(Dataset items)
>>>

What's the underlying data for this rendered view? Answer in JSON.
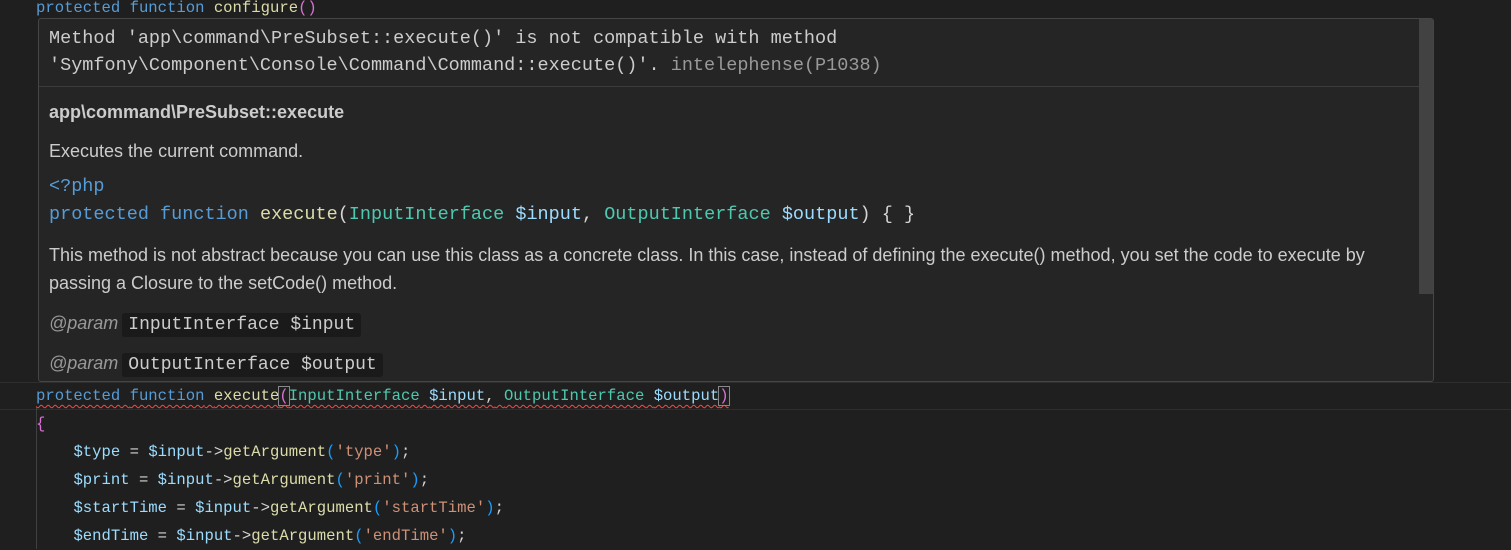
{
  "editor": {
    "line_configure": {
      "kw1": "protected",
      "kw2": "function",
      "name": "configure",
      "open": "(",
      "close": ")"
    },
    "line_execute": {
      "kw1": "protected",
      "kw2": "function",
      "name": "execute",
      "open": "(",
      "t1": "InputInterface",
      "v1": "$input",
      "comma": ",",
      "t2": "OutputInterface",
      "v2": "$output",
      "close": ")"
    },
    "brace": "{",
    "statements": [
      {
        "var": "$type",
        "eq": " = ",
        "obj": "$input",
        "arrow": "->",
        "fn": "getArgument",
        "open": "(",
        "arg": "'type'",
        "close": ")",
        "semi": ";"
      },
      {
        "var": "$print",
        "eq": " = ",
        "obj": "$input",
        "arrow": "->",
        "fn": "getArgument",
        "open": "(",
        "arg": "'print'",
        "close": ")",
        "semi": ";"
      },
      {
        "var": "$startTime",
        "eq": " = ",
        "obj": "$input",
        "arrow": "->",
        "fn": "getArgument",
        "open": "(",
        "arg": "'startTime'",
        "close": ")",
        "semi": ";"
      },
      {
        "var": "$endTime",
        "eq": " = ",
        "obj": "$input",
        "arrow": "->",
        "fn": "getArgument",
        "open": "(",
        "arg": "'endTime'",
        "close": ")",
        "semi": ";"
      }
    ]
  },
  "hover": {
    "diagnostic_line1": "Method 'app\\command\\PreSubset::execute()' is not compatible with method",
    "diagnostic_line2": "'Symfony\\Component\\Console\\Command\\Command::execute()'.",
    "diagnostic_source": "intelephense(P1038)",
    "signature": "app\\command\\PreSubset::execute",
    "summary": "Executes the current command.",
    "php_tag": "<?php",
    "code": {
      "kw1": "protected",
      "kw2": "function",
      "name": "execute",
      "open": "(",
      "t1": "InputInterface",
      "v1": "$input",
      "comma": ", ",
      "t2": "OutputInterface",
      "v2": "$output",
      "close": ")",
      "body": " { }"
    },
    "description": "This method is not abstract because you can use this class as a concrete class. In this case, instead of defining the execute() method, you set the code to execute by passing a Closure to the setCode() method.",
    "params": [
      {
        "tag": "@param",
        "value": "InputInterface $input"
      },
      {
        "tag": "@param",
        "value": "OutputInterface $output"
      }
    ]
  }
}
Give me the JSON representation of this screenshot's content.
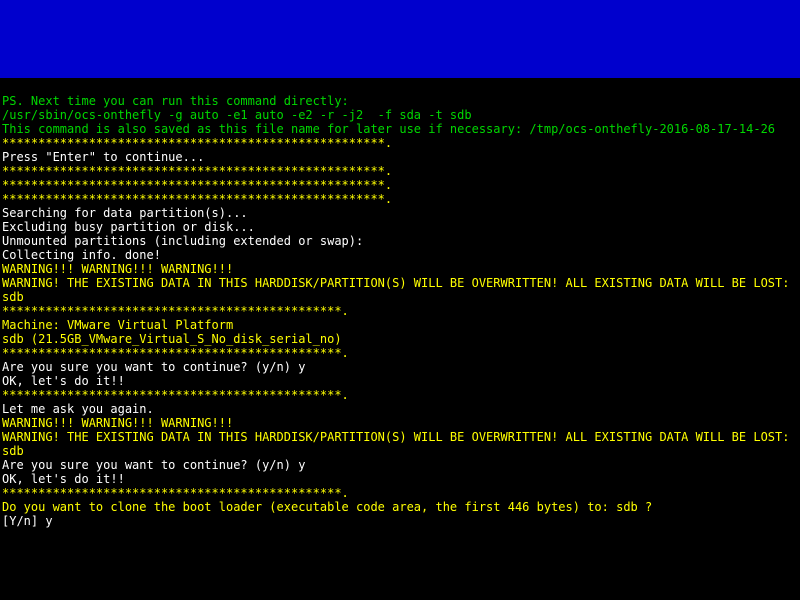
{
  "banner": {},
  "lines": {
    "ps_next_time": "PS. Next time you can run this command directly:",
    "command": "/usr/sbin/ocs-onthefly -g auto -e1 auto -e2 -r -j2  -f sda -t sdb",
    "saved_as": "This command is also saved as this file name for later use if necessary: /tmp/ocs-onthefly-2016-08-17-14-26",
    "stars1": "*****************************************************.",
    "press_enter": "Press \"Enter\" to continue...",
    "stars2": "*****************************************************.",
    "stars3": "*****************************************************.",
    "stars4": "*****************************************************.",
    "searching": "Searching for data partition(s)...",
    "excluding": "Excluding busy partition or disk...",
    "unmounted": "Unmounted partitions (including extended or swap):",
    "collecting": "Collecting info. done!",
    "warn_triple1": "WARNING!!! WARNING!!! WARNING!!!",
    "warn_overwrite1": "WARNING! THE EXISTING DATA IN THIS HARDDISK/PARTITION(S) WILL BE OVERWRITTEN! ALL EXISTING DATA WILL BE LOST: sdb",
    "stars5": "***********************************************.",
    "machine": "Machine: VMware Virtual Platform",
    "sdb_info": "sdb (21.5GB_VMware_Virtual_S_No_disk_serial_no)",
    "stars6": "***********************************************.",
    "are_you_sure1": "Are you sure you want to continue? (y/n) y",
    "ok1": "OK, let's do it!!",
    "stars7": "***********************************************.",
    "ask_again": "Let me ask you again.",
    "warn_triple2": "WARNING!!! WARNING!!! WARNING!!!",
    "warn_overwrite2": "WARNING! THE EXISTING DATA IN THIS HARDDISK/PARTITION(S) WILL BE OVERWRITTEN! ALL EXISTING DATA WILL BE LOST: sdb",
    "are_you_sure2": "Are you sure you want to continue? (y/n) y",
    "ok2": "OK, let's do it!!",
    "stars8": "***********************************************.",
    "clone_boot": "Do you want to clone the boot loader (executable code area, the first 446 bytes) to: sdb ?",
    "prompt": "[Y/n] y"
  }
}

<<<

## WHAT YOU HAVE TO DO
Transcribe the complete set of entries verbatim. No pictures belong in the copy.

## CORRECT ANSWER
What's the underlying data for this rendered view? Answer in JSON.
{
  "editor": {
    "line_configure": {
      "kw1": "protected",
      "kw2": "function",
      "name": "configure",
      "open": "(",
      "close": ")"
    },
    "line_execute": {
      "kw1": "protected",
      "kw2": "function",
      "name": "execute",
      "open": "(",
      "t1": "InputInterface",
      "v1": "$input",
      "comma": ",",
      "t2": "OutputInterface",
      "v2": "$output",
      "close": ")"
    },
    "brace": "{",
    "statements": [
      {
        "var": "$type",
        "eq": " = ",
        "obj": "$input",
        "arrow": "->",
        "fn": "getArgument",
        "open": "(",
        "arg": "'type'",
        "close": ")",
        "semi": ";"
      },
      {
        "var": "$print",
        "eq": " = ",
        "obj": "$input",
        "arrow": "->",
        "fn": "getArgument",
        "open": "(",
        "arg": "'print'",
        "close": ")",
        "semi": ";"
      },
      {
        "var": "$startTime",
        "eq": " = ",
        "obj": "$input",
        "arrow": "->",
        "fn": "getArgument",
        "open": "(",
        "arg": "'startTime'",
        "close": ")",
        "semi": ";"
      },
      {
        "var": "$endTime",
        "eq": " = ",
        "obj": "$input",
        "arrow": "->",
        "fn": "getArgument",
        "open": "(",
        "arg": "'endTime'",
        "close": ")",
        "semi": ";"
      }
    ]
  },
  "hover": {
    "diagnostic_line1": "Method 'app\\command\\PreSubset::execute()' is not compatible with method",
    "diagnostic_line2": "'Symfony\\Component\\Console\\Command\\Command::execute()'.",
    "diagnostic_source": "intelephense(P1038)",
    "signature": "app\\command\\PreSubset::execute",
    "summary": "Executes the current command.",
    "php_tag": "<?php",
    "code": {
      "kw1": "protected",
      "kw2": "function",
      "name": "execute",
      "open": "(",
      "t1": "InputInterface",
      "v1": "$input",
      "comma": ", ",
      "t2": "OutputInterface",
      "v2": "$output",
      "close": ")",
      "body": " { }"
    },
    "description": "This method is not abstract because you can use this class as a concrete class. In this case, instead of defining the execute() method, you set the code to execute by passing a Closure to the setCode() method.",
    "params": [
      {
        "tag": "@param",
        "value": "InputInterface $input"
      },
      {
        "tag": "@param",
        "value": "OutputInterface $output"
      }
    ]
  }
}
Give me the JSON representation of this screenshot's content.
{
  "banner": {},
  "lines": {
    "ps_next_time": "PS. Next time you can run this command directly:",
    "command": "/usr/sbin/ocs-onthefly -g auto -e1 auto -e2 -r -j2  -f sda -t sdb",
    "saved_as": "This command is also saved as this file name for later use if necessary: /tmp/ocs-onthefly-2016-08-17-14-26",
    "stars1": "*****************************************************.",
    "press_enter": "Press \"Enter\" to continue...",
    "stars2": "*****************************************************.",
    "stars3": "*****************************************************.",
    "stars4": "*****************************************************.",
    "searching": "Searching for data partition(s)...",
    "excluding": "Excluding busy partition or disk...",
    "unmounted": "Unmounted partitions (including extended or swap):",
    "collecting": "Collecting info. done!",
    "warn_triple1": "WARNING!!! WARNING!!! WARNING!!!",
    "warn_overwrite1": "WARNING! THE EXISTING DATA IN THIS HARDDISK/PARTITION(S) WILL BE OVERWRITTEN! ALL EXISTING DATA WILL BE LOST: sdb",
    "stars5": "***********************************************.",
    "machine": "Machine: VMware Virtual Platform",
    "sdb_info": "sdb (21.5GB_VMware_Virtual_S_No_disk_serial_no)",
    "stars6": "***********************************************.",
    "are_you_sure1": "Are you sure you want to continue? (y/n) y",
    "ok1": "OK, let's do it!!",
    "stars7": "***********************************************.",
    "ask_again": "Let me ask you again.",
    "warn_triple2": "WARNING!!! WARNING!!! WARNING!!!",
    "warn_overwrite2": "WARNING! THE EXISTING DATA IN THIS HARDDISK/PARTITION(S) WILL BE OVERWRITTEN! ALL EXISTING DATA WILL BE LOST: sdb",
    "are_you_sure2": "Are you sure you want to continue? (y/n) y",
    "ok2": "OK, let's do it!!",
    "stars8": "***********************************************.",
    "clone_boot": "Do you want to clone the boot loader (executable code area, the first 446 bytes) to: sdb ?",
    "prompt": "[Y/n] y"
  }
}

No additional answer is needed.